*AIM*:
Type out the material below exactly.
* start *
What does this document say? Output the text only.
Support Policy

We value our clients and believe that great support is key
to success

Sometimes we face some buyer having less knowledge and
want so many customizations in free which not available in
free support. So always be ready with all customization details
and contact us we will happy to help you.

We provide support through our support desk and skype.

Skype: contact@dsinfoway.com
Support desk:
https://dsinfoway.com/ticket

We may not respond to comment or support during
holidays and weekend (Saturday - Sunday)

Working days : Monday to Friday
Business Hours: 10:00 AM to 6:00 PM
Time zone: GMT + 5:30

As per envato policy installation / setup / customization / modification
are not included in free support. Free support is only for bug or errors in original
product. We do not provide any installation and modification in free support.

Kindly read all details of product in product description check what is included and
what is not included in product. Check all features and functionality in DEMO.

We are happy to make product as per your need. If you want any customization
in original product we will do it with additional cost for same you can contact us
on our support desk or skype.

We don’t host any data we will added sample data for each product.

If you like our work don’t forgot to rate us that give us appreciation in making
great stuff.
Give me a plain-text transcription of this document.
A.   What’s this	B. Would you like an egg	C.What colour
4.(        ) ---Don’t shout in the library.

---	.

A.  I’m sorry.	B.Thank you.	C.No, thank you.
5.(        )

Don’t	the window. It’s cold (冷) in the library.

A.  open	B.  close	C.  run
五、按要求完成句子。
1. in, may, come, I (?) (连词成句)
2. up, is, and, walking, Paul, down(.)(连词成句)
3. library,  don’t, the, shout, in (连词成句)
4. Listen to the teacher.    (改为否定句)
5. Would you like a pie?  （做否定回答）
* end *
*ANSWER BELOW*:
What does this document say? Output the text only.
Support Policy

We value our clients and believe that great support is key
to success

Sometimes we face some buyer having less knowledge and
want so many customizations in free which not available in
free support. So always be ready with all customization details
and contact us we will happy to help you.

We provide support through our support desk and skype.

Skype: contact@dsinfoway.com
Support desk:
https://dsinfoway.com/ticket

We may not respond to comment or support during
holidays and weekend (Saturday - Sunday)

Working days : Monday to Friday
Business Hours: 10:00 AM to 6:00 PM
Time zone: GMT + 5:30

As per envato policy installation / setup / customization / modification
are not included in free support. Free support is only for bug or errors in original
product. We do not provide any installation and modification in free support.

Kindly read all details of product in product description check what is included and
what is not included in product. Check all features and functionality in DEMO.

We are happy to make product as per your need. If you want any customization
in original product we will do it with additional cost for same you can contact us
on our support desk or skype.

We don’t host any data we will added sample data for each product.

If you like our work don’t forgot to rate us that give us appreciation in making
great stuff.
Give me a plain-text transcription of this document.
A.   What’s this	B. Would you like an egg	C.What colour
4.(        ) ---Don’t shout in the library.

---	.

A.  I’m sorry.	B.Thank you.	C.No, thank you.
5.(        )

Don’t	the window. It’s cold (冷) in the library.

A.  open	B.  close	C.  run
五、按要求完成句子。
1. in, may, come, I (?) (连词成句)
2. up, is, and, walking, Paul, down(.)(连词成句)
3. library,  don’t, the, shout, in (连词成句)
4. Listen to the teacher.    (改为否定句)
5. Would you like a pie?  （做否定回答）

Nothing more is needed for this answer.